### TEXTE FOURNI
LANE : le bruit mais surtout, l’amour.
"Pictures of a Century" sort plus tard que prévu, de même les concerts prévus au printemps ont été annulés, vous allez pouvoir rattraper le temps perdu ?
Étienne : Effectivement, la sortie de l'album a été légèrement décalée, du 22 mai au 19 juin 2020. Vu la situation sanitaire, les dates du printemps et été 2020 ont rapidement été annulées et/ou reportées. Et puis, finalement celles qui constituaient le début de la tournée à l'automne 2020 l'ont aussi été, car il y a trop d'inconnues encore à ce jour, pour jouer dans des conditions plaisantes et sûres pour tout le monde. Maintenant, je ne crois pas qu'il faille dire qu'il y aura du temps à rattraper, il faudra plutôt redémarrer quand il sera temps, une fois cette parenthèse (pas si enchantée) terminée.

Vous en avez profité pour composer pendant le confinement ?
Étienne : Le confinement a été source de beaucoup d'idées ça c'est sûr ! Mais pas de compositions à proprement parler. Dans LANE, chacun chez soi bricole un riff ou une mélodie sur laquelle Éric, quand c'est pas lui-même qui a bricolé le riff ou la mélodie, pose une voix... Mais la composition commence vraiment au local, quand on fait tourner, à plein volume, avec les apports de chacun, et qu'on ressent le truc et qu'on en discute à la fin en disant, allez on valide on garde, ou alors on oublie.

Parlons un peu des suites du premier album : vous avez beaucoup tourné après sa sortie, y-aurait-il un nouveau public ou juste des vieux nostalgiques restés bloqués dans les années 90 ?
Éric : Vu le curriculum vitae des membres du groupe il était difficile d'imaginer que nous jouerions devant un public très jeune. De plus notre style musical est passé de mode depuis de longues années et même si nous notons un certain retour des groupes à guitares cela reste très marginal. Bon, la mode on s'en fout, on va continuer à faire du bruit et chanter l'amour !

L'album était à peine sorti qu'il y avait déjà des chroniques dithyrambiques, même Le Monde s'y est mis, j'imagine que ça fait plaisir bien sûr ?
Étienne : Oui c'est gratifiant pour nous, mais aussi notre label Vicious Circle qui a beaucoup fait pour cet album qui est sorti en cette période troublée, et pour toutes les personnes qui ont travaillé au disque, Michel Toledo en tête !

Pensez-vous que ça soit dû à un besoin de retrouver des sonorités plus brutes, que ce soit simplement dans l'air du temps ?
Étienne : Pour l'air du temps ou les sonorités brutes, je ne saurai pas dire. Ce qui est sûr, c'est que l'on a beaucoup travaillé pour ce disque, en y mettant de l'énergie, de la sincérité et de l'implication quotidienne pour faire les meilleures chansons possibles. C'est peut-être ça finalement ce que les gens retiennent à travers cet album.

Annotations des éléments de page
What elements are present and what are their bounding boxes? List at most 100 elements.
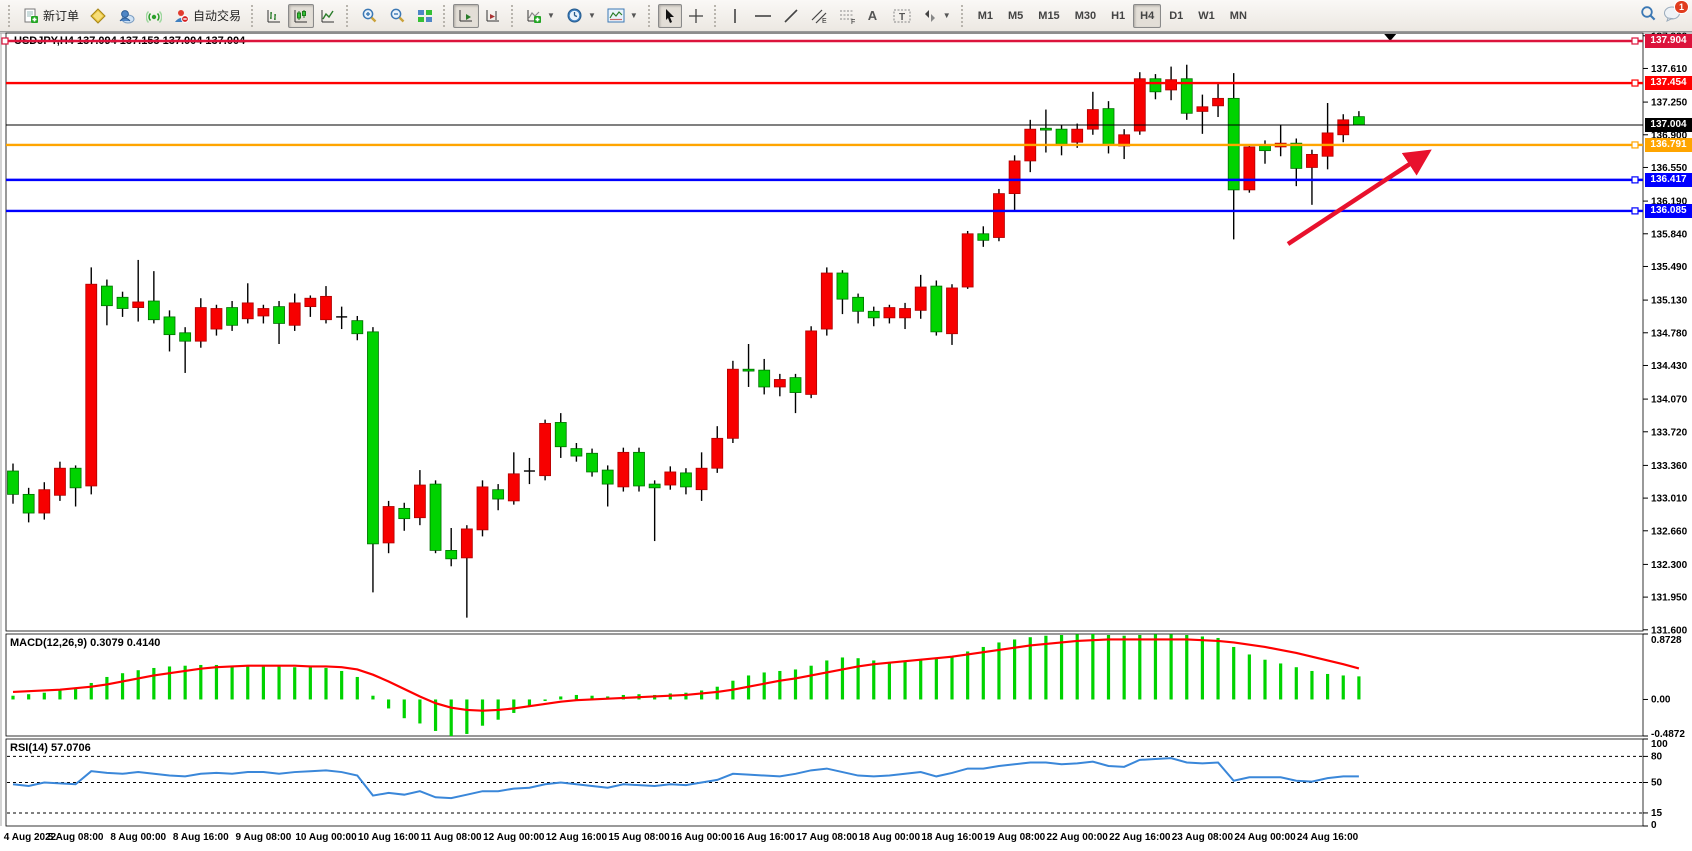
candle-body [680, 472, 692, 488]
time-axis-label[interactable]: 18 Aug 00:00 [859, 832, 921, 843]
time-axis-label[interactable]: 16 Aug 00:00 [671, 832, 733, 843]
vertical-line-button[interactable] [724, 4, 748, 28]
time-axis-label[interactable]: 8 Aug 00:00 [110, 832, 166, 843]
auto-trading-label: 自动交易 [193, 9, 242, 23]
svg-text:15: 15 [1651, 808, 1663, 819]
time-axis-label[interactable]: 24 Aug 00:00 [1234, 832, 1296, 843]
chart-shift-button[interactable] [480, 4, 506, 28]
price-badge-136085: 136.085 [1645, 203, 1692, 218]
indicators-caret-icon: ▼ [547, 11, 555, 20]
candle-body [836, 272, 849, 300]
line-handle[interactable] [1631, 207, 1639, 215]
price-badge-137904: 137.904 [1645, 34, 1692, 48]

### EXERCICE COURT 1
D'après l'entretien avec LANE, pourquoi les dates prévues au début de la tournée de l'automne 2020 ont-elles aussi été annulées ? Répondez en une à trois phrases.
### EXERCICE COURT 2
Présentez sous forme de liste numérotée les lignes des enregistrements, de la ligne contenant "candle-body [680, 472, 692, 488]" à la ligne contenant "chart-shift-button[interactable] [480, 4, 506, 28]", ces deux lignes comprises.

### RÉPONSE ATTENDUE 1
Les dates de l'automne 2020 ont aussi été annulées parce qu'il restait encore trop d'inconnues pour jouer dans des conditions plaisantes et sûres pour tout le monde.

### RÉPONSE ATTENDUE 2
1. candle-body [680, 472, 692, 488]
2. time-axis-label[interactable]: 18 Aug 00:00 [859, 832, 921, 843]
3. time-axis-label[interactable]: 16 Aug 00:00 [671, 832, 733, 843]
4. vertical-line-button[interactable] [724, 4, 748, 28]
5. time-axis-label[interactable]: 8 Aug 00:00 [110, 832, 166, 843]
6. auto-trading-label: 自动交易 [193, 9, 242, 23]
7. svg-text:15: 15 [1651, 808, 1663, 819]
8. time-axis-label[interactable]: 24 Aug 00:00 [1234, 832, 1296, 843]
9. chart-shift-button[interactable] [480, 4, 506, 28]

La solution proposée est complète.